> PROBLEM DESCRIPTION:
Transcribe the entries that follow, word for word.

> MATERIAL:

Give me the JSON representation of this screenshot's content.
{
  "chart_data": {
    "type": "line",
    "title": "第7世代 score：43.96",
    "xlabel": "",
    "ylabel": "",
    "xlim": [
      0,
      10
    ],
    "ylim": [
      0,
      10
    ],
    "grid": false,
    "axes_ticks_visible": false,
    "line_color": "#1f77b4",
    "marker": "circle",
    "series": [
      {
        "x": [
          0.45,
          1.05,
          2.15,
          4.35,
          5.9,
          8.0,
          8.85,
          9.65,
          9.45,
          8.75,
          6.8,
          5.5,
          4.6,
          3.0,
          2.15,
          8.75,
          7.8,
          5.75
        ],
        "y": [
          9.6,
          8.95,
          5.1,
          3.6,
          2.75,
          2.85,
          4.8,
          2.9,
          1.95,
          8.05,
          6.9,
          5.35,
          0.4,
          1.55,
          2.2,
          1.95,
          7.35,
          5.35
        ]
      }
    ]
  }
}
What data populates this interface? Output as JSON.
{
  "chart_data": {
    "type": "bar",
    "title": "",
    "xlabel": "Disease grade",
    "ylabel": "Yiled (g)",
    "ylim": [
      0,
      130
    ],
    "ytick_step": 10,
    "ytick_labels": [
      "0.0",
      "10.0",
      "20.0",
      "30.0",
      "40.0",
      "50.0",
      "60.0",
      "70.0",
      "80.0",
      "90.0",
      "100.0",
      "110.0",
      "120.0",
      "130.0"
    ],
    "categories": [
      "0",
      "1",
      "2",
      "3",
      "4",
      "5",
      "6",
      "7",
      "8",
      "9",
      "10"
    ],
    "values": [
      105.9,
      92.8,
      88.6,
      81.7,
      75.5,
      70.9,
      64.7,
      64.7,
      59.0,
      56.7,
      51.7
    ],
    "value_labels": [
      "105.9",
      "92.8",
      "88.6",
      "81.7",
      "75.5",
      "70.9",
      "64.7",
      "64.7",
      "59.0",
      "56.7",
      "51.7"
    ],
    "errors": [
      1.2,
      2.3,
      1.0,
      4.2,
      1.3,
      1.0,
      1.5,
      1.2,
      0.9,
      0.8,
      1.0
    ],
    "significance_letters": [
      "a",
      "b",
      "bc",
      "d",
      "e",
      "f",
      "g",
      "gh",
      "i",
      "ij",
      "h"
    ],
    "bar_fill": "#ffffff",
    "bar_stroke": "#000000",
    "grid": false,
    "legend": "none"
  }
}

> THE ANSWER:
Give me the JSON representation of this screenshot's content.
{
  "chart_data": {
    "type": "line",
    "title": "第7世代 score：43.96",
    "xlabel": "",
    "ylabel": "",
    "xlim": [
      0,
      10
    ],
    "ylim": [
      0,
      10
    ],
    "grid": false,
    "axes_ticks_visible": false,
    "line_color": "#1f77b4",
    "marker": "circle",
    "series": [
      {
        "x": [
          0.45,
          1.05,
          2.15,
          4.35,
          5.9,
          8.0,
          8.85,
          9.65,
          9.45,
          8.75,
          6.8,
          5.5,
          4.6,
          3.0,
          2.15,
          8.75,
          7.8,
          5.75
        ],
        "y": [
          9.6,
          8.95,
          5.1,
          3.6,
          2.75,
          2.85,
          4.8,
          2.9,
          1.95,
          8.05,
          6.9,
          5.35,
          0.4,
          1.55,
          2.2,
          1.95,
          7.35,
          5.35
        ]
      }
    ]
  }
}
What data populates this interface? Output as JSON.
{
  "chart_data": {
    "type": "bar",
    "title": "",
    "xlabel": "Disease grade",
    "ylabel": "Yiled (g)",
    "ylim": [
      0,
      130
    ],
    "ytick_step": 10,
    "ytick_labels": [
      "0.0",
      "10.0",
      "20.0",
      "30.0",
      "40.0",
      "50.0",
      "60.0",
      "70.0",
      "80.0",
      "90.0",
      "100.0",
      "110.0",
      "120.0",
      "130.0"
    ],
    "categories": [
      "0",
      "1",
      "2",
      "3",
      "4",
      "5",
      "6",
      "7",
      "8",
      "9",
      "10"
    ],
    "values": [
      105.9,
      92.8,
      88.6,
      81.7,
      75.5,
      70.9,
      64.7,
      64.7,
      59.0,
      56.7,
      51.7
    ],
    "value_labels": [
      "105.9",
      "92.8",
      "88.6",
      "81.7",
      "75.5",
      "70.9",
      "64.7",
      "64.7",
      "59.0",
      "56.7",
      "51.7"
    ],
    "errors": [
      1.2,
      2.3,
      1.0,
      4.2,
      1.3,
      1.0,
      1.5,
      1.2,
      0.9,
      0.8,
      1.0
    ],
    "significance_letters": [
      "a",
      "b",
      "bc",
      "d",
      "e",
      "f",
      "g",
      "gh",
      "i",
      "ij",
      "h"
    ],
    "bar_fill": "#ffffff",
    "bar_stroke": "#000000",
    "grid": false,
    "legend": "none"
  }
}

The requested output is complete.